> Stored rows

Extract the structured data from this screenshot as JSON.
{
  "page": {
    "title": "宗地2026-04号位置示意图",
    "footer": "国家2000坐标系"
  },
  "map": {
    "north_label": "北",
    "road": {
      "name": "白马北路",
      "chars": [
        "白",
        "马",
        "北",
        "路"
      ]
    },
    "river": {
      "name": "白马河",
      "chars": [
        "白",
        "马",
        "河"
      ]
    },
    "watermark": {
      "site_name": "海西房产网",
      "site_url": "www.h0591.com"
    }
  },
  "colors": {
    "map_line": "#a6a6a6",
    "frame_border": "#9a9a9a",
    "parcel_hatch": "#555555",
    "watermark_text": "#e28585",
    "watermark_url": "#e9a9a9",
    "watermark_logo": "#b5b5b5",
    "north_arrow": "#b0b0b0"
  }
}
==
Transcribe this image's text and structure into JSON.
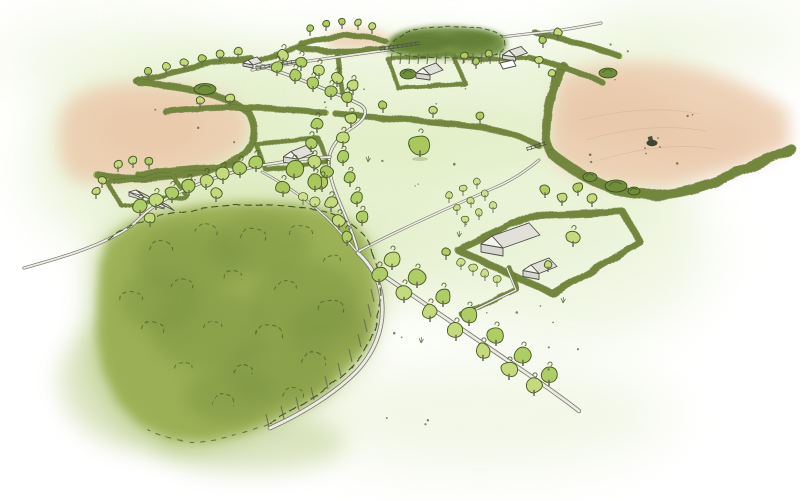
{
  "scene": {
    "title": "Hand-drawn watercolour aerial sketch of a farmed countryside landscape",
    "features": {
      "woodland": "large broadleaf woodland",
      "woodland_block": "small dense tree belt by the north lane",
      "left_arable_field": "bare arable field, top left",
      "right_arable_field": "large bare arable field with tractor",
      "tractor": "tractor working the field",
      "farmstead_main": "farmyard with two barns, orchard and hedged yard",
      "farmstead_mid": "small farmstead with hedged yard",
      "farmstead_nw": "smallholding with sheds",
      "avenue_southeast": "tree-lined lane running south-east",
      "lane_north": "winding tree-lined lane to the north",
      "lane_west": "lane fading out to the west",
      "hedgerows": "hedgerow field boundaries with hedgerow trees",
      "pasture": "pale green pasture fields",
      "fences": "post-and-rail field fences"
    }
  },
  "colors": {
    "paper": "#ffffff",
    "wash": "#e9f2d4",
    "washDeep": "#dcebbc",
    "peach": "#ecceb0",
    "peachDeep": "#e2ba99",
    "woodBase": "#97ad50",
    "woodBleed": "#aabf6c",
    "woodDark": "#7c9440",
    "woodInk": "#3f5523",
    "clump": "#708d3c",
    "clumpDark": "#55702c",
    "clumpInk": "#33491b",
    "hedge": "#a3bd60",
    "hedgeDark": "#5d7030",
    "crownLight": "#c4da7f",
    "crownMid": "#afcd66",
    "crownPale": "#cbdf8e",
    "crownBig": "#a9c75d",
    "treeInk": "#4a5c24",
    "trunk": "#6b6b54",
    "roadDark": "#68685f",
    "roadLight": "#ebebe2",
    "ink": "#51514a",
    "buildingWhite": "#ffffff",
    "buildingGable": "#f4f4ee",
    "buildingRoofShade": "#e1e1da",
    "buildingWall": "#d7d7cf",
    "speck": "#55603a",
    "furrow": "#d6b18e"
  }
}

> What is needed
Copy every line of the listing containing the string "tractor".

> Final result
      "right_arable_field": "large bare arable field with tractor",
      "tractor": "tractor working the field",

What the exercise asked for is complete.